> _Short problem 1_: Return the passage about the Dubai fiduciary firm verbatim, from "John D. Hanafin" down to "for the photoshoot.".

> _Selected passage_:
▬▬▬▬▬▬

John D. Hanafin is still getting settled into his brand-new office in Dubai’s Business Bay — Huriya Private, a fiduciary firm that he set up just a few months ago. The 40-something Dublin expat smiles when I mention that setting up his office must have surely been a cakewalk — after all he is an expert in helping people set up a business.

‘Yes, that’s what we do — help entrepreneurs and international businesspeople get their businesses up and running in Dubai,’ he says. ‘From a mom-and-pop store setting up business for the first time to international trademarked conglomerates and hotel chains setting up a branch here, and everything in between, we work closely with the DED, free zones and allied authorities.’

Dressed in a stylish three-piece bespoke suit tailored at Ascots & Chapels, John is a picture of elegance as he prepares for the photoshoot.

▬▬▬▬▬▬

> _Input_:
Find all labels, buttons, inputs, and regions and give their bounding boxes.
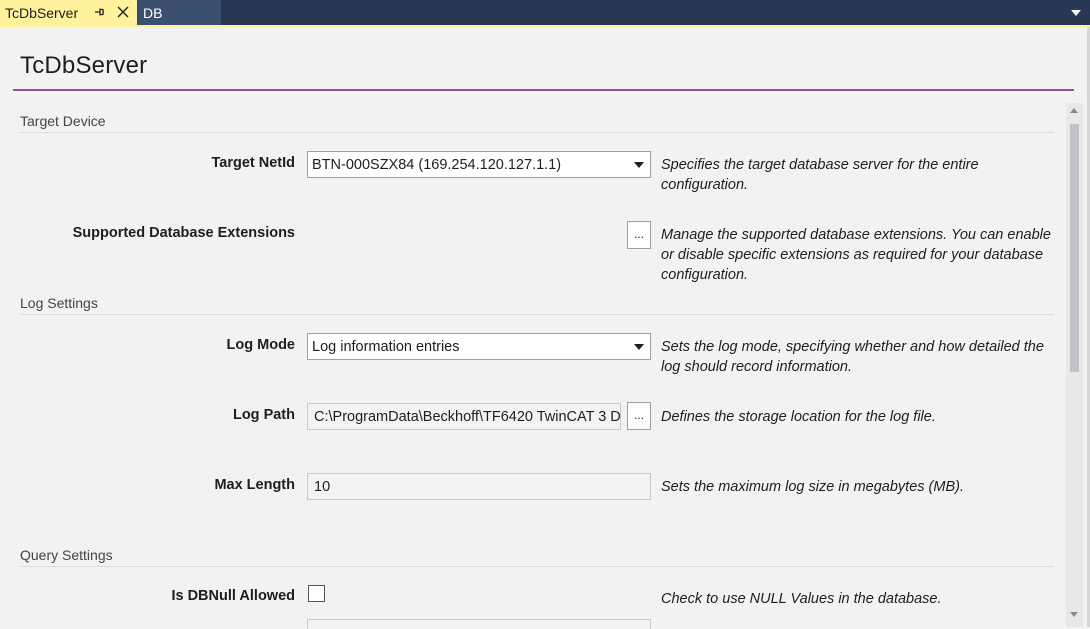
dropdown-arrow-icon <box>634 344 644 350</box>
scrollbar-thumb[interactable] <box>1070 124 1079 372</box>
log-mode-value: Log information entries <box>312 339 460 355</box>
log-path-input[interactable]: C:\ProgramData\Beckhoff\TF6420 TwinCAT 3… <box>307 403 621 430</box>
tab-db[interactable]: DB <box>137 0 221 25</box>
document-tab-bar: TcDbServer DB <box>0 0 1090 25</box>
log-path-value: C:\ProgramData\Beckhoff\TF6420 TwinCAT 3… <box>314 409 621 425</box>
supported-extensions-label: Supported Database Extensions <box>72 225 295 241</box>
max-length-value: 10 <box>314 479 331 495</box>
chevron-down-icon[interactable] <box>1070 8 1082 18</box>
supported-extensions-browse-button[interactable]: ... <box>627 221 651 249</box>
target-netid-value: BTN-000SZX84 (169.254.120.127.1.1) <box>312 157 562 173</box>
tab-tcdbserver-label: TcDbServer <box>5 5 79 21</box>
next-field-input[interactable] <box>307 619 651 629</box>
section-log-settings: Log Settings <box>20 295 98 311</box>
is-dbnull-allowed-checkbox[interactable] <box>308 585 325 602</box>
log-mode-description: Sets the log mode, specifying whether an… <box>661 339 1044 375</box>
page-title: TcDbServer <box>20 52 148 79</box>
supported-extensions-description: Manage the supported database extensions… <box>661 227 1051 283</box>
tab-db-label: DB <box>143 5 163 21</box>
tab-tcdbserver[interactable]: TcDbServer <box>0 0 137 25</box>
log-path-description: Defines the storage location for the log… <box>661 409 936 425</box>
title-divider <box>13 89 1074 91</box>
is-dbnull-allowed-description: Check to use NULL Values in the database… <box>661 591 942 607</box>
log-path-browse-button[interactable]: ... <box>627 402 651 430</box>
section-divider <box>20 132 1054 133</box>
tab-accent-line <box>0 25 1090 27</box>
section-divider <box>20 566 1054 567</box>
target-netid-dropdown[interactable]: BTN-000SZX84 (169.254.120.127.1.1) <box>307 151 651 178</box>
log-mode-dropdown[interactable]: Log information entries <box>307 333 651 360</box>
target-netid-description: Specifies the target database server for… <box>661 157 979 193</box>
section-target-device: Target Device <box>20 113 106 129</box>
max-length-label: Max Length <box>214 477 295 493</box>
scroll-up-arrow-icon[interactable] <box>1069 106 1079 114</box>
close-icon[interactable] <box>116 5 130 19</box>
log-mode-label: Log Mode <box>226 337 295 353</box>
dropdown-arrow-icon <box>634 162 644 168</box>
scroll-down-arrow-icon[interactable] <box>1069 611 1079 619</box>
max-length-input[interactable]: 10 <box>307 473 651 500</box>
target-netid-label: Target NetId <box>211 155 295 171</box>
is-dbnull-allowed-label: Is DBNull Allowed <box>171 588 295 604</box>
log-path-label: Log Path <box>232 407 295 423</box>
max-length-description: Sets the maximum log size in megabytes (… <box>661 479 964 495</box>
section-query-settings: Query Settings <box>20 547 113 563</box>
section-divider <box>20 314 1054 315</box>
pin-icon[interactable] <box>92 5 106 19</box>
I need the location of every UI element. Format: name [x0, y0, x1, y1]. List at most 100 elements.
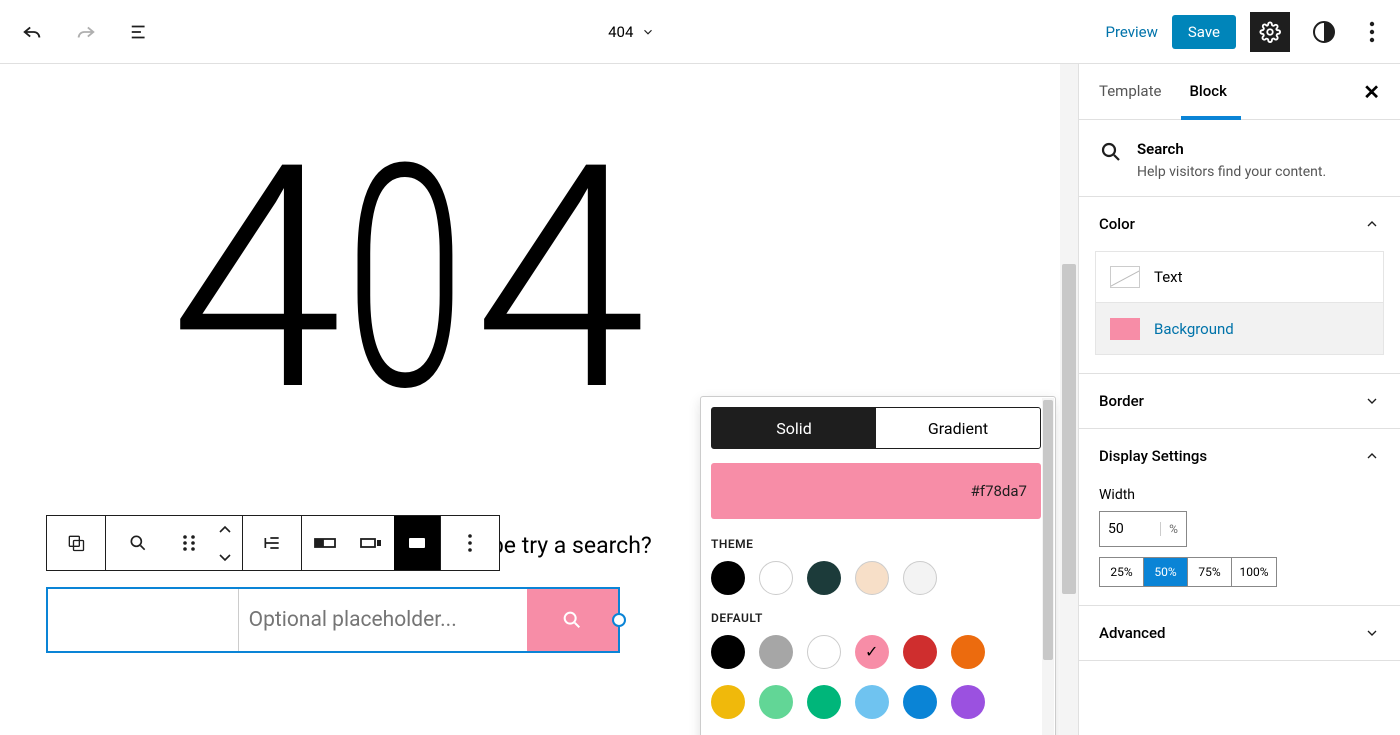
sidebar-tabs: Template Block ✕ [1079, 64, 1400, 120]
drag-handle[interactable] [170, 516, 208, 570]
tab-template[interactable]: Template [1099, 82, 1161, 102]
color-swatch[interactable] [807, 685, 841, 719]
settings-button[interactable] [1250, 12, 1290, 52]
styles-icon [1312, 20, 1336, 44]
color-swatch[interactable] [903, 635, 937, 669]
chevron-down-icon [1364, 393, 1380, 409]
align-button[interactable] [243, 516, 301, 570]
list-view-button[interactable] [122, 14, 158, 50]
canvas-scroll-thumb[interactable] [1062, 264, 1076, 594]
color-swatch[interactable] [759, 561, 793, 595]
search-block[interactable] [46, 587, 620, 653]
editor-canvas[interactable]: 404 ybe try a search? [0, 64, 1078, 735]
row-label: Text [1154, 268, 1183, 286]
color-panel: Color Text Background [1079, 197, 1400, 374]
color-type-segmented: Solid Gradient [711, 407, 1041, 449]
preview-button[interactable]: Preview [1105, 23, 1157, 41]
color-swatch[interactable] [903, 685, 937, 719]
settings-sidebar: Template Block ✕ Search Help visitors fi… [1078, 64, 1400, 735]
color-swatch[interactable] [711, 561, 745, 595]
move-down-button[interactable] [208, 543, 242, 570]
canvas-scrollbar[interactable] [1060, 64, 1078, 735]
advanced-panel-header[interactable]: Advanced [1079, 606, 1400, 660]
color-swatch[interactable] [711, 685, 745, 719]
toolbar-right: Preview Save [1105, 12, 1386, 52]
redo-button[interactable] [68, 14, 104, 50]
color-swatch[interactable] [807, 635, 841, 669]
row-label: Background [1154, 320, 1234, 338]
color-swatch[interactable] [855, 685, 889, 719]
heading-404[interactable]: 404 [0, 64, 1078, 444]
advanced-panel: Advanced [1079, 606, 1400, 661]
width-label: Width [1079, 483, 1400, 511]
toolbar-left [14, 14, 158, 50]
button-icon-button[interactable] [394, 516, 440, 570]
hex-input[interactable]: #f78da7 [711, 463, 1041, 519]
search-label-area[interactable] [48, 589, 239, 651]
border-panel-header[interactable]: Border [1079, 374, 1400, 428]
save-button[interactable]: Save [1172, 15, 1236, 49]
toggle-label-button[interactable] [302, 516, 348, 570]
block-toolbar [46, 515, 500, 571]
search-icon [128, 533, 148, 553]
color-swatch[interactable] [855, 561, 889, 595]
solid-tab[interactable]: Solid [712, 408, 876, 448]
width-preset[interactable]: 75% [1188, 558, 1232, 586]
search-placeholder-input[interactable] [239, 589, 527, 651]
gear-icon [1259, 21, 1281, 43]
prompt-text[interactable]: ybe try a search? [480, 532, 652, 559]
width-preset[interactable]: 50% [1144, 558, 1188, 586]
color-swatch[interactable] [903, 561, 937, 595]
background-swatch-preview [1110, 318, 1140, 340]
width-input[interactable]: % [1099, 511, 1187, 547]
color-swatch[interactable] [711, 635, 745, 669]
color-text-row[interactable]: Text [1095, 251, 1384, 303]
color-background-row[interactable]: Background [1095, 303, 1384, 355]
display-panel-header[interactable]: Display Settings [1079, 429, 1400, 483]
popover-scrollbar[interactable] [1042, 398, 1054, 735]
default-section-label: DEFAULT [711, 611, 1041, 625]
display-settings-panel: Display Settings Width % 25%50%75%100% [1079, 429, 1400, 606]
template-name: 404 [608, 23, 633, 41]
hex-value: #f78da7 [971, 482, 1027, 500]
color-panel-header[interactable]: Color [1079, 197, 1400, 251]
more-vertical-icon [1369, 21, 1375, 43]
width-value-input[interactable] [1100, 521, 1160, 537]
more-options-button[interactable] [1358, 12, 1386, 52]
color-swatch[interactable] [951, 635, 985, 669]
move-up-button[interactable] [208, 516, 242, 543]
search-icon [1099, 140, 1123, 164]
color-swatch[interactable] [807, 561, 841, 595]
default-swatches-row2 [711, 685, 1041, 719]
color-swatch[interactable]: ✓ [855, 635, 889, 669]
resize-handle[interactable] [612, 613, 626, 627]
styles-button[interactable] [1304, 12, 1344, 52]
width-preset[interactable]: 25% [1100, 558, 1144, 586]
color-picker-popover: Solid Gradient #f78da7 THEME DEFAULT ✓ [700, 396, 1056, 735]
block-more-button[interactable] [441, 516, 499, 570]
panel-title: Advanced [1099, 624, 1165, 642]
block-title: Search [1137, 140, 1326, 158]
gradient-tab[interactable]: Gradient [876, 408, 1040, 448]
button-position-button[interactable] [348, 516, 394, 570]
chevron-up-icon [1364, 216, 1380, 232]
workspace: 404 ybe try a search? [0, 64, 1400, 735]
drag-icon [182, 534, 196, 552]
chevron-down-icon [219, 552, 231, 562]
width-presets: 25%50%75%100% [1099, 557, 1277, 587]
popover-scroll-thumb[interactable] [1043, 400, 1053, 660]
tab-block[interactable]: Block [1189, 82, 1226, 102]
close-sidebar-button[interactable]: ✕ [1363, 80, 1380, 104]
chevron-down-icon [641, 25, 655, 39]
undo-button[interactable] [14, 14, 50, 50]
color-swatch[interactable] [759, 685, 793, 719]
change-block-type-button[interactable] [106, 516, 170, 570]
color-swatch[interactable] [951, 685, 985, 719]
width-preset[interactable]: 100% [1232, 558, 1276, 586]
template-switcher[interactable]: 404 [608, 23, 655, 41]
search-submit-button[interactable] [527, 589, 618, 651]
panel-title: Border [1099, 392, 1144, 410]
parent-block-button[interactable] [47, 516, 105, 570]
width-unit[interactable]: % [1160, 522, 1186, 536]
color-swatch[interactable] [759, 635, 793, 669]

▬▬▬▬▬▬

> _Short problem 2_: In the rows, retype everything from the line containing "sidebar-tabs: Template Block" down to the line containing "color-swatch[interactable] [711, 685, 745, 719]", keeping every character unchanged.

> _Exercise result 1_:
John D. Hanafin is still getting settled into his brand-new office in Dubai’s Business Bay — Huriya Private, a fiduciary firm that he set up just a few months ago. The 40-something Dublin expat smiles when I mention that setting up his office must have surely been a cakewalk — after all he is an expert in helping people set up a business.

‘Yes, that’s what we do — help entrepreneurs and international businesspeople get their businesses up and running in Dubai,’ he says. ‘From a mom-and-pop store setting up business for the first time to international trademarked conglomerates and hotel chains setting up a branch here, and everything in between, we work closely with the DED, free zones and allied authorities.’

Dressed in a stylish three-piece bespoke suit tailored at Ascots & Chapels, John is a picture of elegance as he prepares for the photoshoot.

> _Exercise result 2_:
sidebar-tabs: Template Block ✕ [1079, 64, 1400, 120]
drag-handle[interactable] [170, 516, 208, 570]
tab-template[interactable]: Template [1099, 82, 1161, 102]
color-swatch[interactable] [807, 685, 841, 719]
settings-button[interactable] [1250, 12, 1290, 52]
styles-icon [1312, 20, 1336, 44]
color-swatch[interactable] [903, 635, 937, 669]
chevron-down-icon [1364, 393, 1380, 409]
align-button[interactable] [243, 516, 301, 570]
list-view-button[interactable] [122, 14, 158, 50]
canvas-scroll-thumb[interactable] [1062, 264, 1076, 594]
color-swatch[interactable] [759, 561, 793, 595]
search-block[interactable] [46, 587, 620, 653]
editor-canvas[interactable]: 404 ybe try a search? [0, 64, 1078, 735]
row-label: Text [1154, 268, 1183, 286]
color-panel: Color Text Background [1079, 197, 1400, 374]
color-type-segmented: Solid Gradient [711, 407, 1041, 449]
preview-button[interactable]: Preview [1105, 23, 1157, 41]
color-swatch[interactable] [903, 685, 937, 719]
settings-sidebar: Template Block ✕ Search Help visitors fi… [1078, 64, 1400, 735]
color-swatch[interactable] [711, 561, 745, 595]
move-down-button[interactable] [208, 543, 242, 570]
canvas-scrollbar[interactable] [1060, 64, 1078, 735]
advanced-panel-header[interactable]: Advanced [1079, 606, 1400, 660]
color-swatch[interactable] [711, 685, 745, 719]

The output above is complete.